> Task objective
Look through the records below and give the number of lines holding the string "生活様式", nothing more.

> Supplied data
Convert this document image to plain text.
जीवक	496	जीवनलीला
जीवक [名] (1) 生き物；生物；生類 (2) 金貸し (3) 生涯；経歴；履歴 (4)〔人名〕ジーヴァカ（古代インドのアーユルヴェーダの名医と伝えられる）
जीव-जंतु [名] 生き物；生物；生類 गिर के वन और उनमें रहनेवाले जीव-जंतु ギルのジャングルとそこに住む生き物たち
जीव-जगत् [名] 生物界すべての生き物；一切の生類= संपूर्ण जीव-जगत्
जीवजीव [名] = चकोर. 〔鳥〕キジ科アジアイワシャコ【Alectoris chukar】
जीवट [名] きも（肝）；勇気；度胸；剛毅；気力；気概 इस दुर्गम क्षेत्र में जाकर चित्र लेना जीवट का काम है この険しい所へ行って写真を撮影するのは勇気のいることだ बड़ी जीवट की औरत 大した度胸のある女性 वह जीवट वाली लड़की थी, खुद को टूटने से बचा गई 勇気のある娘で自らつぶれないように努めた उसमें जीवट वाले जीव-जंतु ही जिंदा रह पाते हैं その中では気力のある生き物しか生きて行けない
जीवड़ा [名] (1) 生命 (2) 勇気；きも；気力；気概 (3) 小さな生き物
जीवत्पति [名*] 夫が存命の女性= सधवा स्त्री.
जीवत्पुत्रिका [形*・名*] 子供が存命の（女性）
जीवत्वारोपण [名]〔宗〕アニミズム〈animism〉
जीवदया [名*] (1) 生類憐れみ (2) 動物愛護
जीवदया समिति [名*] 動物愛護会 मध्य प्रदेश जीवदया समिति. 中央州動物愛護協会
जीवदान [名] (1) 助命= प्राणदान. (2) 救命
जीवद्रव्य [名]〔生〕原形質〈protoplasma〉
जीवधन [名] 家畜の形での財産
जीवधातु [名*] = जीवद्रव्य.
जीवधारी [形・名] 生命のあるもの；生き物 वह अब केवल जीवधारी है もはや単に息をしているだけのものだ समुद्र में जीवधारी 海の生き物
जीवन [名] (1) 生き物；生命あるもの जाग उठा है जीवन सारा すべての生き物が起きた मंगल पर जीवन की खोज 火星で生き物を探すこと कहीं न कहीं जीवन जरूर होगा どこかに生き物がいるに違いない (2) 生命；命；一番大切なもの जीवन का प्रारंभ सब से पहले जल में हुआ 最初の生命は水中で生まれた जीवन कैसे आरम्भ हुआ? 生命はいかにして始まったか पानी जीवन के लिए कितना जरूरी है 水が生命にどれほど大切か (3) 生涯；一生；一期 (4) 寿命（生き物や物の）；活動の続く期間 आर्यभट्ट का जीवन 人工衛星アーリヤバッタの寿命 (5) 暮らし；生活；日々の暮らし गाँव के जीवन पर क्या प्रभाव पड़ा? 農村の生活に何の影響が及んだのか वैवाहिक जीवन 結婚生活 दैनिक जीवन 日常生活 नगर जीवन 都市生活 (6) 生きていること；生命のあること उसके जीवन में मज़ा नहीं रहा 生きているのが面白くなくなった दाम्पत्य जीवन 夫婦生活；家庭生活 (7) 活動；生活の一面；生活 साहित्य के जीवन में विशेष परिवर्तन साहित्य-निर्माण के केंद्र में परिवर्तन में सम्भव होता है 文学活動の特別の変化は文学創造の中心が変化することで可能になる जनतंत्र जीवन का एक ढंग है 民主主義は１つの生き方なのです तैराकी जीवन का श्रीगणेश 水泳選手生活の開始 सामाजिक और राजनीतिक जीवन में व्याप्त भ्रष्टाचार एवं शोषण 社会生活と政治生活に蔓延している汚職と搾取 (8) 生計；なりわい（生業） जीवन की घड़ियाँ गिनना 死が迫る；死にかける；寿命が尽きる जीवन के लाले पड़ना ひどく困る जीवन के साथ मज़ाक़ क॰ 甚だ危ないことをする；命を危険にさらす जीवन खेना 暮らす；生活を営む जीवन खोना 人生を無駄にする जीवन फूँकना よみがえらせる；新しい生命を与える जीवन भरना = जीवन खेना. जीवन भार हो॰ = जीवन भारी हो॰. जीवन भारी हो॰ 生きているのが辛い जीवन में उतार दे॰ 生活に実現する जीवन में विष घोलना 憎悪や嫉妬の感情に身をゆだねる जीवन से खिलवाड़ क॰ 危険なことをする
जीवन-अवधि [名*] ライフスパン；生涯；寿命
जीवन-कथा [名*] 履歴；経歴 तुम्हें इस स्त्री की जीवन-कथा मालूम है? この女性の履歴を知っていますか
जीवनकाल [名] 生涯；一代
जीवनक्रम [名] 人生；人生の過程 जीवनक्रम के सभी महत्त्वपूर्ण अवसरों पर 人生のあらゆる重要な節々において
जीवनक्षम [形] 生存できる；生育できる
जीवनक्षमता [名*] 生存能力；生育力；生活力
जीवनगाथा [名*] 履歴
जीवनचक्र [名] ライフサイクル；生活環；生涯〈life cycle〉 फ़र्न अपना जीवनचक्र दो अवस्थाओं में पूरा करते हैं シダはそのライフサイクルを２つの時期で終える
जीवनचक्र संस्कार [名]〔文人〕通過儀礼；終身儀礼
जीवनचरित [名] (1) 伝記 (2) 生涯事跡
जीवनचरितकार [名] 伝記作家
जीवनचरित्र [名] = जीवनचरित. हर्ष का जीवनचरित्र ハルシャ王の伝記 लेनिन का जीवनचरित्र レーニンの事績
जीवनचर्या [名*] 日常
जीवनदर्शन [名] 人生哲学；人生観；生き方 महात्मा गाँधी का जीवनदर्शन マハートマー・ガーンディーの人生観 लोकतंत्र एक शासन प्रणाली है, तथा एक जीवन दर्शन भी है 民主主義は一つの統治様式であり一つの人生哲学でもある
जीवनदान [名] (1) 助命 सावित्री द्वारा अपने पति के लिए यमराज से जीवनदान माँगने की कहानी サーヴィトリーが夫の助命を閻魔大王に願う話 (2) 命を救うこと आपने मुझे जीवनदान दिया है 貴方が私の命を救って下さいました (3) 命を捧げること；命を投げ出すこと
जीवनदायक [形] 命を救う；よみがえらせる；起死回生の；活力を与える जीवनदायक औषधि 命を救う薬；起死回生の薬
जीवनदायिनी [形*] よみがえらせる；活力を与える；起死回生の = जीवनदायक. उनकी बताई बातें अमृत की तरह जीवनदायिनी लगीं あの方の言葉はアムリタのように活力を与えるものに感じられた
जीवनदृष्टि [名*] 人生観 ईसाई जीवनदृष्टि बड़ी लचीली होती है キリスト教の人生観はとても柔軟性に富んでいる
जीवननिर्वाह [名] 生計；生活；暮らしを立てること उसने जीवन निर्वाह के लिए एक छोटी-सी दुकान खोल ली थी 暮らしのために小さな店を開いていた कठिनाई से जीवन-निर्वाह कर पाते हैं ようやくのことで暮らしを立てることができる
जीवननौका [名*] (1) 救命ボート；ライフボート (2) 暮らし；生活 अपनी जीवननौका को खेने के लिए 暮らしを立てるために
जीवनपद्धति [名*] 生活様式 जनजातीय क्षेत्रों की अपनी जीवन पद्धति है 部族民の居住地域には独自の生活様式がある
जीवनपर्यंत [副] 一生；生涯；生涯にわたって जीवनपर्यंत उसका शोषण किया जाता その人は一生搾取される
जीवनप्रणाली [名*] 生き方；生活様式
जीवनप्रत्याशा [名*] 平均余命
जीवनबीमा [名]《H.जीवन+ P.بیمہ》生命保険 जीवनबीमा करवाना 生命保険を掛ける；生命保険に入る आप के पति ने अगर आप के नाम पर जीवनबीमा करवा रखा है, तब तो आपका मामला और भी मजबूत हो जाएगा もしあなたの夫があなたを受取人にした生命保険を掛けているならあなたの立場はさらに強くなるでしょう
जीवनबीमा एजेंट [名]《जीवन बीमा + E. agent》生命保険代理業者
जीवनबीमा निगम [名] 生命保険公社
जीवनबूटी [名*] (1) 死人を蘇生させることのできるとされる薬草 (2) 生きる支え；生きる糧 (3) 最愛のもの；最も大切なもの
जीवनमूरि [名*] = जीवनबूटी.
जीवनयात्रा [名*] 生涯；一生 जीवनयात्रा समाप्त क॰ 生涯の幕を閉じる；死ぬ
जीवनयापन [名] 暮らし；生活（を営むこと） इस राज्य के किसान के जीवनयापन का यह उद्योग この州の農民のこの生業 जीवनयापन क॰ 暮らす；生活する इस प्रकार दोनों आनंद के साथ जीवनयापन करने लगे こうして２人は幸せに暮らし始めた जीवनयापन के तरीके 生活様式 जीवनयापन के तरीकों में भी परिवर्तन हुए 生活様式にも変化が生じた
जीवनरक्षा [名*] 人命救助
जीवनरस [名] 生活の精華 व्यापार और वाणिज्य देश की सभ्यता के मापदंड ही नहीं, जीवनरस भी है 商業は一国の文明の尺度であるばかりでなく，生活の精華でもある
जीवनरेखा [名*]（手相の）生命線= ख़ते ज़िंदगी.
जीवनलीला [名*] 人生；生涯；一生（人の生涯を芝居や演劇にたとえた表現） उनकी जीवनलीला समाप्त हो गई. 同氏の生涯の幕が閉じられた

> Correct response
3